Doria compara Bolsonaro ao PT e defende que interferência na PF é crime


"O Brasil rejeitou a república dos companheiros. O mesmo Brasil rejeita a república dos amigos”, disse o governador

[Doria compara Bolsonaro ao PT e defende que interferência na PF é crime]
Foto :Governo do Estado de São Paulo
Por Luciana Freire no dia 27 de Abril de 2020 ⋅
O governador de São Paulo, João Doria, comparou o governo do presidente Jair Bolsonaro às gestões do PT e defendeu ser crime interferências políticas no trabalho da Polícia Federal. O tucano voltou a criticar o presidente em uma entrevista coletiva à imprensa concedida de hoje (27) na sede do governo paulista.
━━━━━━━━━━━━━━━━━━━━━━━━━━━━━━
Item da tarefa A. Extraia da notícia sobre Doria e Bolsonaro todo o trecho que vai de "[Doria compara Bolsonaro" até "do governo paulista.".
Item da tarefa B. Reescreva de forma mais curta o parágrafo da notícia sobre Doria e Bolsonaro que começa com "O governador de São Paulo, João Doria, comparou", mantendo os fatos principais.
Item da tarefa C. Prossiga com a notícia sobre Doria e Bolsonaro a partir do ponto em que ela termina.

Entradas de dados extraídas:
━━━━━━━━━━━━━━━━━━━━━━━━━━━━━━
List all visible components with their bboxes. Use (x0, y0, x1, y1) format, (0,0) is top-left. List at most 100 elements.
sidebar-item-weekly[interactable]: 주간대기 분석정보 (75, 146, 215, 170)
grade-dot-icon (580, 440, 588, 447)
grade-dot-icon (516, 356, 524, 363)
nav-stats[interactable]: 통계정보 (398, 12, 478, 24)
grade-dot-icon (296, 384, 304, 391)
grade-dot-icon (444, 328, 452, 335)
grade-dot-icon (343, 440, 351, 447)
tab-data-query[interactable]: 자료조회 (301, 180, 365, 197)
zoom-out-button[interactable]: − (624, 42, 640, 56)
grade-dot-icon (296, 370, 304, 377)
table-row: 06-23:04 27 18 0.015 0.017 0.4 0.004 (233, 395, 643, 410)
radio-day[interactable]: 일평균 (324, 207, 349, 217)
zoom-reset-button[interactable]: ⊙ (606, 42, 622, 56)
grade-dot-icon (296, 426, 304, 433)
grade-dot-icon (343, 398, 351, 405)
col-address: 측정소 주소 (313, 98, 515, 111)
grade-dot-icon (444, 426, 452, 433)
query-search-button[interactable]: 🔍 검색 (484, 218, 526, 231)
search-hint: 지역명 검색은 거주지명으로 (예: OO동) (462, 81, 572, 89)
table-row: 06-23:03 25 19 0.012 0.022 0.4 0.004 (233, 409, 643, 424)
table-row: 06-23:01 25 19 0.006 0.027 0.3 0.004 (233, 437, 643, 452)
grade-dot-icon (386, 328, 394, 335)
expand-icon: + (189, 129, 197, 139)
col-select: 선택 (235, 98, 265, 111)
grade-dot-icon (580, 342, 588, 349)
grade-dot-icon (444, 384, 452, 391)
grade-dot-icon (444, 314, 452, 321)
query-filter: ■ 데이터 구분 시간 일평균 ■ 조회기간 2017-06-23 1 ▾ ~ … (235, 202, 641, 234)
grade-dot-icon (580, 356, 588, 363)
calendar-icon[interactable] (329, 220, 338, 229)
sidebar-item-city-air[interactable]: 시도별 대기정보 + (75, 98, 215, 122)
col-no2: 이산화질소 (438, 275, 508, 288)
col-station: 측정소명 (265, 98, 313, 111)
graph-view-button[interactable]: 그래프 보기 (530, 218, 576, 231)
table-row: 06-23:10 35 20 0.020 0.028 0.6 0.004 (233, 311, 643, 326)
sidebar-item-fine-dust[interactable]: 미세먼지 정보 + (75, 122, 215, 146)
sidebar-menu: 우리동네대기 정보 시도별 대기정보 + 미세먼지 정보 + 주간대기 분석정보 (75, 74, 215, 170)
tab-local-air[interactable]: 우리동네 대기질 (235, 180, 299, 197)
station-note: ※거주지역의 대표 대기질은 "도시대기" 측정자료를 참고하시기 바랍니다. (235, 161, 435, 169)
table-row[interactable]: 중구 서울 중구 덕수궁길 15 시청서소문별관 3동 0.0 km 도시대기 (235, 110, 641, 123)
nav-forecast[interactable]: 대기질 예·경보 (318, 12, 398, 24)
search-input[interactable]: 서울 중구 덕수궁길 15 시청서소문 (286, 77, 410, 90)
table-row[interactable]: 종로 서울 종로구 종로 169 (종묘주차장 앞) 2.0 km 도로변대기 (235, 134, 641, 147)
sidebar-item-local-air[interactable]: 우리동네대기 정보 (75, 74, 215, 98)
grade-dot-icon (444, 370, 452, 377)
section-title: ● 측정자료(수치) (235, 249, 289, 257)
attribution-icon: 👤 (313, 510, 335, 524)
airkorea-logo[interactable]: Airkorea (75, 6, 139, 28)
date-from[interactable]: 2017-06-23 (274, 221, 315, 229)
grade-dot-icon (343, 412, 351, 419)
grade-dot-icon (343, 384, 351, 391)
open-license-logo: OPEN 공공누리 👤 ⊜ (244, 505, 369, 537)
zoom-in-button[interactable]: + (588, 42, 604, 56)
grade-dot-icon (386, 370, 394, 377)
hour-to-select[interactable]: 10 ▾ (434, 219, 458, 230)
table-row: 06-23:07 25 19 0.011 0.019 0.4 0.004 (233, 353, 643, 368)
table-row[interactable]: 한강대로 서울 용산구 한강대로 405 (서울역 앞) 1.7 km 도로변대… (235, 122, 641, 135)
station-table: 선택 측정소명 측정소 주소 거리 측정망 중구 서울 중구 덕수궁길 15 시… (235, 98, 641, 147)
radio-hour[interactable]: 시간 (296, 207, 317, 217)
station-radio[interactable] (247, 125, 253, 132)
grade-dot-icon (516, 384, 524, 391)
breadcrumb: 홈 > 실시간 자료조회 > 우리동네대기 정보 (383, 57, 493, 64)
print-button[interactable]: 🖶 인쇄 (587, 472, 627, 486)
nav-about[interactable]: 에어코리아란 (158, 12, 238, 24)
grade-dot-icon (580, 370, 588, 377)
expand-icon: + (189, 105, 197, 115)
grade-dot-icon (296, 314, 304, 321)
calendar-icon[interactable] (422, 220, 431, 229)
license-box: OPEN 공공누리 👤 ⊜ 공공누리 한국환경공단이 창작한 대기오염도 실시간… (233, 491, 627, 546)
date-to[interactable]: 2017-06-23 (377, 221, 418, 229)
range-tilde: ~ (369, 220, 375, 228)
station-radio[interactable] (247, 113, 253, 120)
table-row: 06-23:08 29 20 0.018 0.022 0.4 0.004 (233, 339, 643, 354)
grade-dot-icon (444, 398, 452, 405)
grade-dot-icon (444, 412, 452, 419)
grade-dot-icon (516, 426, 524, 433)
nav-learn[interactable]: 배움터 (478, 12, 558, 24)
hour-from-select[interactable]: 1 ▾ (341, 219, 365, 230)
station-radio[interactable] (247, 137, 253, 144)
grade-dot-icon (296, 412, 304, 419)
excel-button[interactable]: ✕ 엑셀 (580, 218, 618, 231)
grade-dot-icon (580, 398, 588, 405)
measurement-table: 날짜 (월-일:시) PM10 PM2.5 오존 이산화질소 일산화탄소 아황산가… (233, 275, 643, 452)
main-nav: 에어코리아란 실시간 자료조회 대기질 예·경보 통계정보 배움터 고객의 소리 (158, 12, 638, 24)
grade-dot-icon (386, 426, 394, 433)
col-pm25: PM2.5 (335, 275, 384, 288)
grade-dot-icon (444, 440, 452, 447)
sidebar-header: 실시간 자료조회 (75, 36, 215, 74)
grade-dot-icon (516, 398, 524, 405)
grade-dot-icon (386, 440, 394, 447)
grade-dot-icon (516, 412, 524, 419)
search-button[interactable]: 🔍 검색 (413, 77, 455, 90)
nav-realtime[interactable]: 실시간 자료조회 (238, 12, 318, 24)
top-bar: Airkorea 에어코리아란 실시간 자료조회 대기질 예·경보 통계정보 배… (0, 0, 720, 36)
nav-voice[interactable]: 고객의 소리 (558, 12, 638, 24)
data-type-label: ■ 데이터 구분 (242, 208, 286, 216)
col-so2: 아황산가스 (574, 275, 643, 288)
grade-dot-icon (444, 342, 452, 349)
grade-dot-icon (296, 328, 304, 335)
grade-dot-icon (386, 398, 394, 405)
━━━━━━━━━━━━━━━━━━━━━━━━━━━━━━
Resposta do exercício A.
[Doria compara Bolsonaro ao PT e defende que interferência na PF é crime]
Foto :Governo do Estado de São Paulo
Por Luciana Freire no dia 27 de Abril de 2020 ⋅
O governador de São Paulo, João Doria, comparou o governo do presidente Jair Bolsonaro às gestões do PT e defendeu ser crime interferências políticas no trabalho da Polícia Federal. O tucano voltou a criticar o presidente em uma entrevista coletiva à imprensa concedida de hoje (27) na sede do governo paulista.

Resposta do exercício B. João Doria, governador de São Paulo, comparou o governo de Jair Bolsonaro às gestões do PT. Ele também afirmou que interferir politicamente na Polícia Federal é crime. As críticas foram feitas no dia 27, em entrevista coletiva na sede do governo paulista.

Resposta do exercício C.
"O Brasil rejeitou a república dos companheiros. O mesmo Brasil rejeita a república dos amigos. Não devemos ser condescendentes nem com os companheiros nem com os amigos nessas circunstâncias. Entendo que o presidente da República deve interagir com o povo e não com o chefe da Polícia Federal. Interferir é crime", afirmou Doria em seu pronunciamento antes de começar a responder perguntas de jornalistas.
Bolsonaro passou o fim de semana discutindo a escolha dos substitutos para o Ministério da Justiça e Segurança Pública e para diretor geral da PF. O mais cotado para assumir a corporação é o diretor-geral da Agência Brasileira de Inteligência (Abin), Alexandre Ramagem, amigo da família Bolsonaro.
"A Polícia Federal deve ser respeitada. A Polícia Federal é nacional. A Polícia Federal do Brasil não é pessoal nem familiar", afirmou Doria.